-------- Given data

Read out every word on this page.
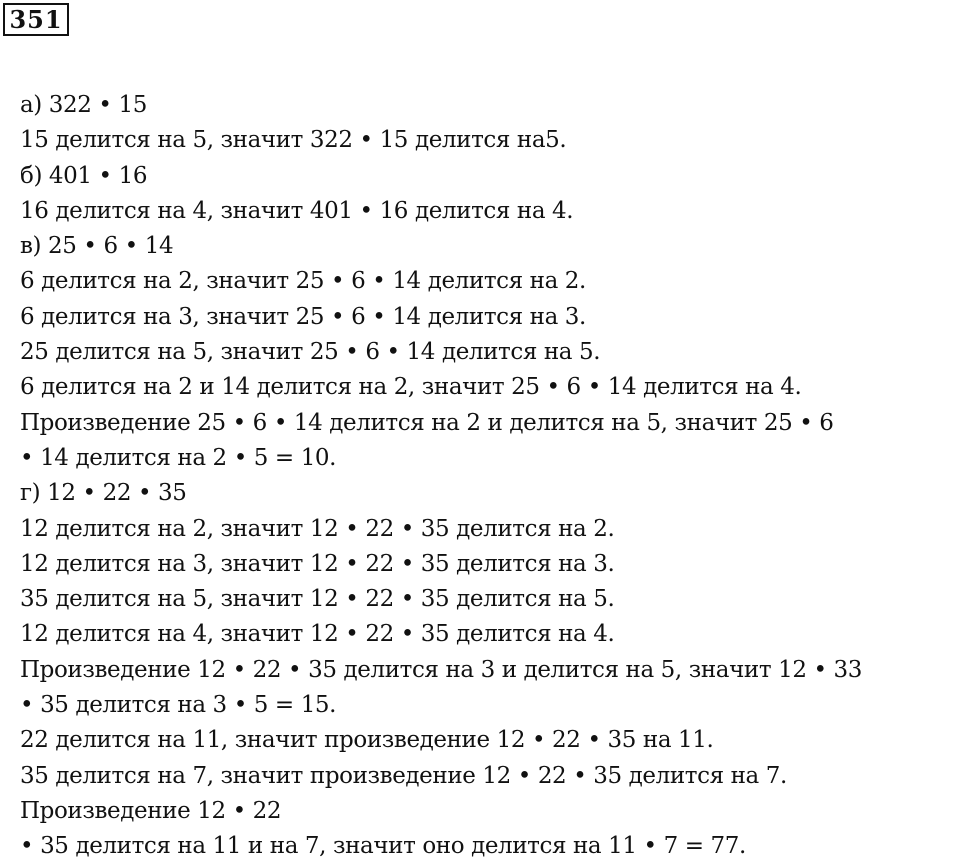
351
а) 322 • 15
15 делится на 5, значит 322 • 15 делится на5.
б) 401 • 16
16 делится на 4, значит 401 • 16 делится на 4.
в) 25 • 6 • 14
6 делится на 2, значит 25 • 6 • 14 делится на 2.
6 делится на 3, значит 25 • 6 • 14 делится на 3.
25 делится на 5, значит 25 • 6 • 14 делится на 5.
6 делится на 2 и 14 делится на 2, значит 25 • 6 • 14 делится на 4.
Произведение 25 • 6 • 14 делится на 2 и делится на 5, значит 25 • 6
• 14 делится на 2 • 5 = 10.
г) 12 • 22 • 35
12 делится на 2, значит 12 • 22 • 35 делится на 2.
12 делится на 3, значит 12 • 22 • 35 делится на 3.
35 делится на 5, значит 12 • 22 • 35 делится на 5.
12 делится на 4, значит 12 • 22 • 35 делится на 4.
Произведение 12 • 22 • 35 делится на 3 и делится на 5, значит 12 • 33
• 35 делится на 3 • 5 = 15.
22 делится на 11, значит произведение 12 • 22 • 35 на 11.
35 делится на 7, значит произведение 12 • 22 • 35 делится на 7.
Произведение 12 • 22
• 35 делится на 11 и на 7, значит оно делится на 11 • 7 = 77.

----------------

- [Problem to work on]
Transcribe all of the material exactly, leaving out whatever pictures it contains.

- [Final answer]
Read out every word on this page.
351
а) 322 • 15
15 делится на 5, значит 322 • 15 делится на5.
б) 401 • 16
16 делится на 4, значит 401 • 16 делится на 4.
в) 25 • 6 • 14
6 делится на 2, значит 25 • 6 • 14 делится на 2.
6 делится на 3, значит 25 • 6 • 14 делится на 3.
25 делится на 5, значит 25 • 6 • 14 делится на 5.
6 делится на 2 и 14 делится на 2, значит 25 • 6 • 14 делится на 4.
Произведение 25 • 6 • 14 делится на 2 и делится на 5, значит 25 • 6
• 14 делится на 2 • 5 = 10.
г) 12 • 22 • 35
12 делится на 2, значит 12 • 22 • 35 делится на 2.
12 делится на 3, значит 12 • 22 • 35 делится на 3.
35 делится на 5, значит 12 • 22 • 35 делится на 5.
12 делится на 4, значит 12 • 22 • 35 делится на 4.
Произведение 12 • 22 • 35 делится на 3 и делится на 5, значит 12 • 33
• 35 делится на 3 • 5 = 15.
22 делится на 11, значит произведение 12 • 22 • 35 на 11.
35 делится на 7, значит произведение 12 • 22 • 35 делится на 7.
Произведение 12 • 22
• 35 делится на 11 и на 7, значит оно делится на 11 • 7 = 77.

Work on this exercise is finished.